Request:
Will you transcribe all the entries word for word, skipping the pictures they hold?

Data listing:
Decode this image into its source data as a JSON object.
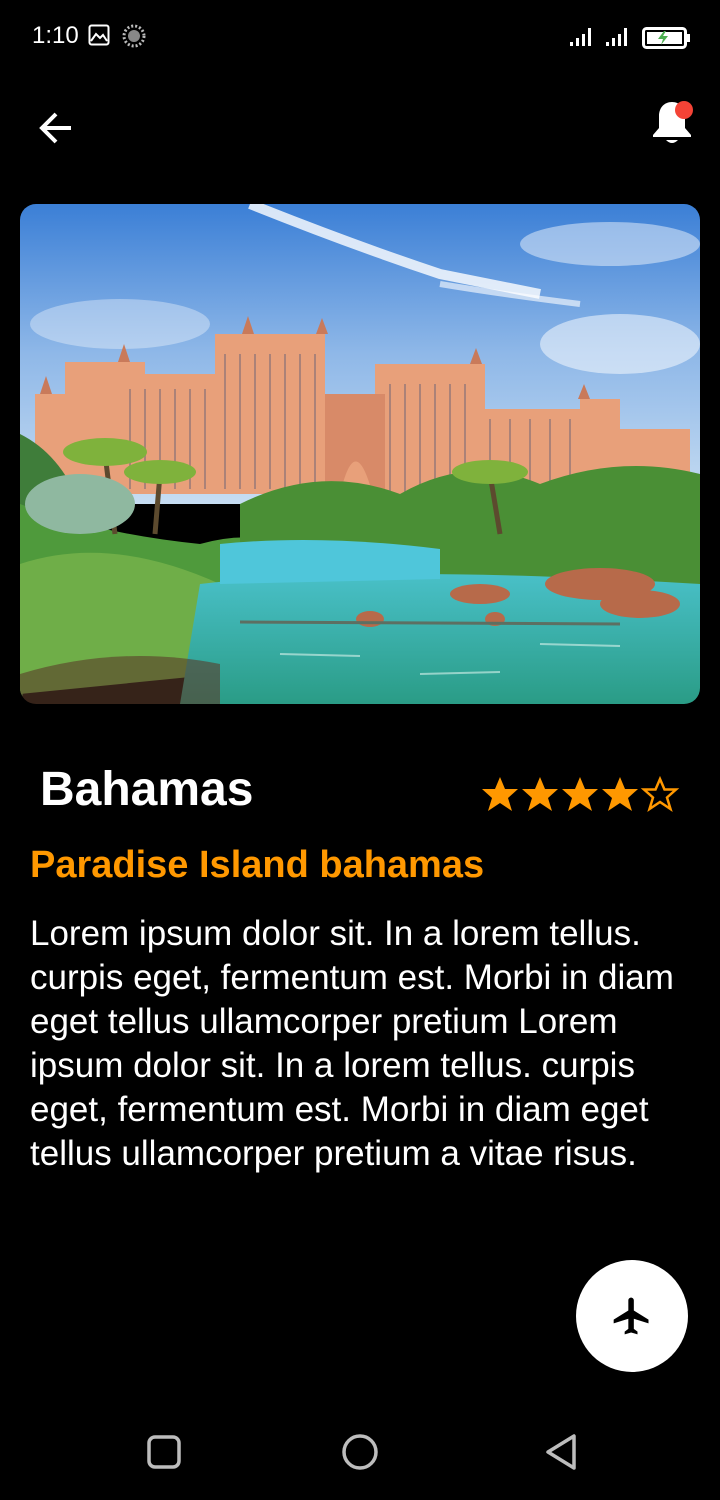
{
  "status_bar": {
    "time": "1:10",
    "icons": [
      "image-icon",
      "sync-icon",
      "signal-icon",
      "signal-icon",
      "battery-charging-icon"
    ]
  },
  "app_bar": {
    "back_icon": "arrow-left-icon",
    "notification_icon": "bell-icon",
    "notification_badge_color": "#f44336"
  },
  "hero": {
    "image": "resort-photo"
  },
  "place": {
    "title": "Bahamas",
    "subtitle": "Paradise Island bahamas",
    "rating": 4,
    "rating_max": 5,
    "description": "Lorem ipsum dolor sit. In a lorem tellus. curpis eget, fermentum est. Morbi in diam eget tellus ullamcorper pretium Lorem ipsum dolor sit. In a lorem tellus. curpis eget, fermentum est. Morbi in diam eget tellus ullamcorper pretium a vitae risus."
  },
  "fab": {
    "icon": "airplane-icon"
  },
  "nav_bar": {
    "icons": [
      "recents-square-icon",
      "home-circle-icon",
      "back-triangle-icon"
    ]
  },
  "colors": {
    "background": "#000000",
    "accent": "#ff9800",
    "text": "#ffffff",
    "fab_background": "#ffffff"
  }
}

Complete answer:
Decode this image into its source data as a JSON object.
{
  "status_bar": {
    "time": "1:10",
    "icons": [
      "image-icon",
      "sync-icon",
      "signal-icon",
      "signal-icon",
      "battery-charging-icon"
    ]
  },
  "app_bar": {
    "back_icon": "arrow-left-icon",
    "notification_icon": "bell-icon",
    "notification_badge_color": "#f44336"
  },
  "hero": {
    "image": "resort-photo"
  },
  "place": {
    "title": "Bahamas",
    "subtitle": "Paradise Island bahamas",
    "rating": 4,
    "rating_max": 5,
    "description": "Lorem ipsum dolor sit. In a lorem tellus. curpis eget, fermentum est. Morbi in diam eget tellus ullamcorper pretium Lorem ipsum dolor sit. In a lorem tellus. curpis eget, fermentum est. Morbi in diam eget tellus ullamcorper pretium a vitae risus."
  },
  "fab": {
    "icon": "airplane-icon"
  },
  "nav_bar": {
    "icons": [
      "recents-square-icon",
      "home-circle-icon",
      "back-triangle-icon"
    ]
  },
  "colors": {
    "background": "#000000",
    "accent": "#ff9800",
    "text": "#ffffff",
    "fab_background": "#ffffff"
  }
}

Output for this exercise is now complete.